▸ Exercise goal: From the first entry to the last, restate everything word for word and exclude pictures.
▼
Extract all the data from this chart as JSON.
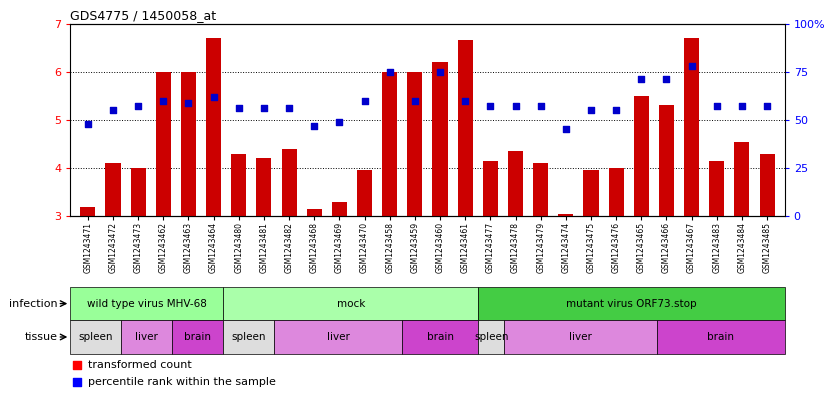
{
  "title": "GDS4775 / 1450058_at",
  "samples": [
    "GSM1243471",
    "GSM1243472",
    "GSM1243473",
    "GSM1243462",
    "GSM1243463",
    "GSM1243464",
    "GSM1243480",
    "GSM1243481",
    "GSM1243482",
    "GSM1243468",
    "GSM1243469",
    "GSM1243470",
    "GSM1243458",
    "GSM1243459",
    "GSM1243460",
    "GSM1243461",
    "GSM1243477",
    "GSM1243478",
    "GSM1243479",
    "GSM1243474",
    "GSM1243475",
    "GSM1243476",
    "GSM1243465",
    "GSM1243466",
    "GSM1243467",
    "GSM1243483",
    "GSM1243484",
    "GSM1243485"
  ],
  "bar_values": [
    3.2,
    4.1,
    4.0,
    6.0,
    6.0,
    6.7,
    4.3,
    4.2,
    4.4,
    3.15,
    3.3,
    3.95,
    6.0,
    6.0,
    6.2,
    6.65,
    4.15,
    4.35,
    4.1,
    3.05,
    3.95,
    4.0,
    5.5,
    5.3,
    6.7,
    4.15,
    4.55,
    4.3
  ],
  "dot_values": [
    48,
    55,
    57,
    60,
    59,
    62,
    56,
    56,
    56,
    47,
    49,
    60,
    75,
    60,
    75,
    60,
    57,
    57,
    57,
    45,
    55,
    55,
    71,
    71,
    78,
    57,
    57,
    57
  ],
  "ylim": [
    3,
    7
  ],
  "yticks": [
    3,
    4,
    5,
    6,
    7
  ],
  "y2ticks": [
    0,
    25,
    50,
    75,
    100
  ],
  "bar_color": "#cc0000",
  "dot_color": "#0000cc",
  "inf_groups": [
    {
      "label": "wild type virus MHV-68",
      "start": 0,
      "end": 6,
      "color": "#99ff99"
    },
    {
      "label": "mock",
      "start": 6,
      "end": 16,
      "color": "#aaffaa"
    },
    {
      "label": "mutant virus ORF73.stop",
      "start": 16,
      "end": 28,
      "color": "#44cc44"
    }
  ],
  "tissue_groups": [
    {
      "label": "spleen",
      "start": 0,
      "end": 2,
      "color": "#dddddd"
    },
    {
      "label": "liver",
      "start": 2,
      "end": 4,
      "color": "#dd88dd"
    },
    {
      "label": "brain",
      "start": 4,
      "end": 6,
      "color": "#cc44cc"
    },
    {
      "label": "spleen",
      "start": 6,
      "end": 8,
      "color": "#dddddd"
    },
    {
      "label": "liver",
      "start": 8,
      "end": 13,
      "color": "#dd88dd"
    },
    {
      "label": "brain",
      "start": 13,
      "end": 16,
      "color": "#cc44cc"
    },
    {
      "label": "spleen",
      "start": 16,
      "end": 17,
      "color": "#dddddd"
    },
    {
      "label": "liver",
      "start": 17,
      "end": 23,
      "color": "#dd88dd"
    },
    {
      "label": "brain",
      "start": 23,
      "end": 28,
      "color": "#cc44cc"
    }
  ]
}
▲
▸ Written answer:
Extract all the data from this chart as JSON.
{
  "title": "GDS4775 / 1450058_at",
  "samples": [
    "GSM1243471",
    "GSM1243472",
    "GSM1243473",
    "GSM1243462",
    "GSM1243463",
    "GSM1243464",
    "GSM1243480",
    "GSM1243481",
    "GSM1243482",
    "GSM1243468",
    "GSM1243469",
    "GSM1243470",
    "GSM1243458",
    "GSM1243459",
    "GSM1243460",
    "GSM1243461",
    "GSM1243477",
    "GSM1243478",
    "GSM1243479",
    "GSM1243474",
    "GSM1243475",
    "GSM1243476",
    "GSM1243465",
    "GSM1243466",
    "GSM1243467",
    "GSM1243483",
    "GSM1243484",
    "GSM1243485"
  ],
  "bar_values": [
    3.2,
    4.1,
    4.0,
    6.0,
    6.0,
    6.7,
    4.3,
    4.2,
    4.4,
    3.15,
    3.3,
    3.95,
    6.0,
    6.0,
    6.2,
    6.65,
    4.15,
    4.35,
    4.1,
    3.05,
    3.95,
    4.0,
    5.5,
    5.3,
    6.7,
    4.15,
    4.55,
    4.3
  ],
  "dot_values": [
    48,
    55,
    57,
    60,
    59,
    62,
    56,
    56,
    56,
    47,
    49,
    60,
    75,
    60,
    75,
    60,
    57,
    57,
    57,
    45,
    55,
    55,
    71,
    71,
    78,
    57,
    57,
    57
  ],
  "ylim": [
    3,
    7
  ],
  "yticks": [
    3,
    4,
    5,
    6,
    7
  ],
  "y2ticks": [
    0,
    25,
    50,
    75,
    100
  ],
  "bar_color": "#cc0000",
  "dot_color": "#0000cc",
  "inf_groups": [
    {
      "label": "wild type virus MHV-68",
      "start": 0,
      "end": 6,
      "color": "#99ff99"
    },
    {
      "label": "mock",
      "start": 6,
      "end": 16,
      "color": "#aaffaa"
    },
    {
      "label": "mutant virus ORF73.stop",
      "start": 16,
      "end": 28,
      "color": "#44cc44"
    }
  ],
  "tissue_groups": [
    {
      "label": "spleen",
      "start": 0,
      "end": 2,
      "color": "#dddddd"
    },
    {
      "label": "liver",
      "start": 2,
      "end": 4,
      "color": "#dd88dd"
    },
    {
      "label": "brain",
      "start": 4,
      "end": 6,
      "color": "#cc44cc"
    },
    {
      "label": "spleen",
      "start": 6,
      "end": 8,
      "color": "#dddddd"
    },
    {
      "label": "liver",
      "start": 8,
      "end": 13,
      "color": "#dd88dd"
    },
    {
      "label": "brain",
      "start": 13,
      "end": 16,
      "color": "#cc44cc"
    },
    {
      "label": "spleen",
      "start": 16,
      "end": 17,
      "color": "#dddddd"
    },
    {
      "label": "liver",
      "start": 17,
      "end": 23,
      "color": "#dd88dd"
    },
    {
      "label": "brain",
      "start": 23,
      "end": 28,
      "color": "#cc44cc"
    }
  ]
}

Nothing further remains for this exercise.